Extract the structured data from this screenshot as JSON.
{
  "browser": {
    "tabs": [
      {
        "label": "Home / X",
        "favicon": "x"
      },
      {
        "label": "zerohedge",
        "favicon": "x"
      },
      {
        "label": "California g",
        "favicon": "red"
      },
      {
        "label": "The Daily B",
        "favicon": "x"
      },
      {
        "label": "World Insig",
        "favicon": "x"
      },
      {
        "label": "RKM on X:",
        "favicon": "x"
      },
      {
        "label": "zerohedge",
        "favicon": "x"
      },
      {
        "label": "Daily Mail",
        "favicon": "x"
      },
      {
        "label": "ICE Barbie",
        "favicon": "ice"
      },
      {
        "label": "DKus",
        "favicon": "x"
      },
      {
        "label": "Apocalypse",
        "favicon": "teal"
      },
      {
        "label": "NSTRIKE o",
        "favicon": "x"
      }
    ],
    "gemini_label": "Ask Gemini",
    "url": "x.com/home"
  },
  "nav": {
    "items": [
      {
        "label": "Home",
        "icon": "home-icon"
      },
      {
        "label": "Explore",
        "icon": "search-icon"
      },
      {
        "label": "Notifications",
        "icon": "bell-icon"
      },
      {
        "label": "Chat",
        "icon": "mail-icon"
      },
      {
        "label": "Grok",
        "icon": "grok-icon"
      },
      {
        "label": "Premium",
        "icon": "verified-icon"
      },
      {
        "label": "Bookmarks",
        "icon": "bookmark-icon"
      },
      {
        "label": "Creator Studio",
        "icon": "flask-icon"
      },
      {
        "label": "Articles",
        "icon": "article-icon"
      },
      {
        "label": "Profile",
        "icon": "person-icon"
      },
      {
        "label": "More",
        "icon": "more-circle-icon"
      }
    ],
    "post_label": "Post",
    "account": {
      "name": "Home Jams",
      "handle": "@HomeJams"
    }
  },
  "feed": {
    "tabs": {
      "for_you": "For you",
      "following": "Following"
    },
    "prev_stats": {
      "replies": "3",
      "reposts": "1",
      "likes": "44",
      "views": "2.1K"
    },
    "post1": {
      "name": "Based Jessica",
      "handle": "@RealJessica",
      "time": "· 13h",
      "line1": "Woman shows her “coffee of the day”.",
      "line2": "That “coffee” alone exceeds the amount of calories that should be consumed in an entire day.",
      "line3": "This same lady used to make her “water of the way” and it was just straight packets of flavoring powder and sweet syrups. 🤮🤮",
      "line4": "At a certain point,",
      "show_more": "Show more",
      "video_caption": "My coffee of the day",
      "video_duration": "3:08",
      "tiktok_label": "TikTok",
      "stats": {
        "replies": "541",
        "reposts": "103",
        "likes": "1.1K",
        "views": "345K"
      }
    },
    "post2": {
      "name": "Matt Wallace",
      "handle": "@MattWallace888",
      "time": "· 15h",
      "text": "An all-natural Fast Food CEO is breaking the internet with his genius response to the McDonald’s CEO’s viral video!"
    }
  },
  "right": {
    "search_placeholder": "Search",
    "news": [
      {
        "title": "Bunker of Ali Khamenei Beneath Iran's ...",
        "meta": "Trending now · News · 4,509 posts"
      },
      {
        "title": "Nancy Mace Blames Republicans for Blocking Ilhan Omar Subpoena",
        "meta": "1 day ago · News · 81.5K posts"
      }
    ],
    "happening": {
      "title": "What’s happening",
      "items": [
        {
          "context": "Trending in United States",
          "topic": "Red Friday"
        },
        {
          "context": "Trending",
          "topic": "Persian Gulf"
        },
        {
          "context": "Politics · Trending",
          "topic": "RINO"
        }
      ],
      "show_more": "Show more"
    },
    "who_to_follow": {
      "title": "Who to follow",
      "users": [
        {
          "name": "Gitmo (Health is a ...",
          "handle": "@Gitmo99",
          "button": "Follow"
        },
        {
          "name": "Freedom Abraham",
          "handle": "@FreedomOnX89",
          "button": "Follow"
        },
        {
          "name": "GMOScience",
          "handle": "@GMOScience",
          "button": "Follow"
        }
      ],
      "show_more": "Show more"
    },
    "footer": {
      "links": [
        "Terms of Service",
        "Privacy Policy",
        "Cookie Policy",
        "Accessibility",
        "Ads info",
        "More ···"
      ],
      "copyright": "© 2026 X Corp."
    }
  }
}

━━━━━━

_Directions_.
Your response should contain each line of the listing in which the word "topic" occurs.

_Written response_.
          "topic": "Red Friday"
          "topic": "Persian Gulf"
          "topic": "RINO"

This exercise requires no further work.